* **FRAGMENTO DEL DOCUMENTO**

Hoy los monteros están en plena cosecha, época que se extiende desde noviembre hasta fines de enero. En invierno se realiza la “cura” de invierno, que son los tratamientos cuando la planta está sin hoja. Se hace el raleo “y no se para más”.

“Son 50 familias a full durante tres meses. Después de la cosecha, varios quedan en el galpón. En la zona son 80 empleados para mover 100 hectáreas. En la agricultura, con una persona te sobra”, resume y vuelve a comparar Giurlani.

“Son producciones que requieren mucha mano de obra, mucho gasto hasta cosechar”, destaca el ingeniero Carrancio: “Todo el mantenimiento hasta llegar a cosecha implica mano de obra que se paga semanalmente. A la mayoría le ha costado sostenerlo ante la simplificación del cultivo extensivo”.

En la región no se agrega valor al producto. No es una zona de producción de durazno para la industria. En Pavón Arriba está instalada Inalpa, una de las empresas de enlatado de alimentos más importante del país, pero utiliza fundamentalmente productos de Cuyo que son de otra variedad. Algunos productores se animaron a producir licores tiempo atrás, pero sólo como hobby.

* **REGISTROS PROPORCIONADOS**
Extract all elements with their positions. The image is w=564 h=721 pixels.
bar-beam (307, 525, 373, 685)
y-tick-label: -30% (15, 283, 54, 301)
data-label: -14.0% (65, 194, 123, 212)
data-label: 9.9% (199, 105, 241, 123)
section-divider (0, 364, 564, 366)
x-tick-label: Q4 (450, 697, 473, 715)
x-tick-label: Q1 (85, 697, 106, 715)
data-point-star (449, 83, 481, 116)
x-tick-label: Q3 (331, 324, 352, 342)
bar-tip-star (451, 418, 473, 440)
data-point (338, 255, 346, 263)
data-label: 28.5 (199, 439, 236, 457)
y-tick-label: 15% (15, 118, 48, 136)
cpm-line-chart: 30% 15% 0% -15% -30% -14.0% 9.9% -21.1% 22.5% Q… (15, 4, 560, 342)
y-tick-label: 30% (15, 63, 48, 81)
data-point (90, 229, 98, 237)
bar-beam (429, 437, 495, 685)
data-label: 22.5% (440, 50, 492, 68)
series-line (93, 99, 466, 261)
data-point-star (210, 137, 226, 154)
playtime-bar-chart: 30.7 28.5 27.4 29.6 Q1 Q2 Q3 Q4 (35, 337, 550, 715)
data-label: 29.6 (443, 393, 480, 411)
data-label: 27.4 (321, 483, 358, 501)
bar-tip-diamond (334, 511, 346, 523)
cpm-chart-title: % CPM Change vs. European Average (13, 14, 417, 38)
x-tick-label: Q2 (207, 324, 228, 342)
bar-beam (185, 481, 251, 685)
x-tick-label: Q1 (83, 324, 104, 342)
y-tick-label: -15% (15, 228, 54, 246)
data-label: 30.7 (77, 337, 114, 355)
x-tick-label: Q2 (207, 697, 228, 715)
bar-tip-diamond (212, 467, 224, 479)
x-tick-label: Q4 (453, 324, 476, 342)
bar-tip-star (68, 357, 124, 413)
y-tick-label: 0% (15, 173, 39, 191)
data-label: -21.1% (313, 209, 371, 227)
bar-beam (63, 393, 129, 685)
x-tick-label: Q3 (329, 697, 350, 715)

* **CONSIGNA DADA 1**
Vuelve a escribir sin cambios la parte del texto sobre la producción de durazno que empieza con "Hoy los monteros" y sigue hasta "a comparar Giurlani.".
* **CONSIGNA DADA 2**
Responde con datos del texto sobre la producción de durazno:
(a) ¿Entre qué meses se extiende la cosecha?
(b) ¿Cuántos empleados hay en la zona para mover 100 hectáreas?
(c) ¿Qué empresa de enlatado está instalada en Pavón Arriba?

* **RESPUESTA ESCRITA 1**
Hoy los monteros están en plena cosecha, época que se extiende desde noviembre hasta fines de enero. En invierno se realiza la “cura” de invierno, que son los tratamientos cuando la planta está sin hoja. Se hace el raleo “y no se para más”.

“Son 50 familias a full durante tres meses. Después de la cosecha, varios quedan en el galpón. En la zona son 80 empleados para mover 100 hectáreas. En la agricultura, con una persona te sobra”, resume y vuelve a comparar Giurlani.

* **RESPUESTA ESCRITA 2**
(a) Desde noviembre hasta fines de enero.
(b) 80 empleados.
(c) Inalpa.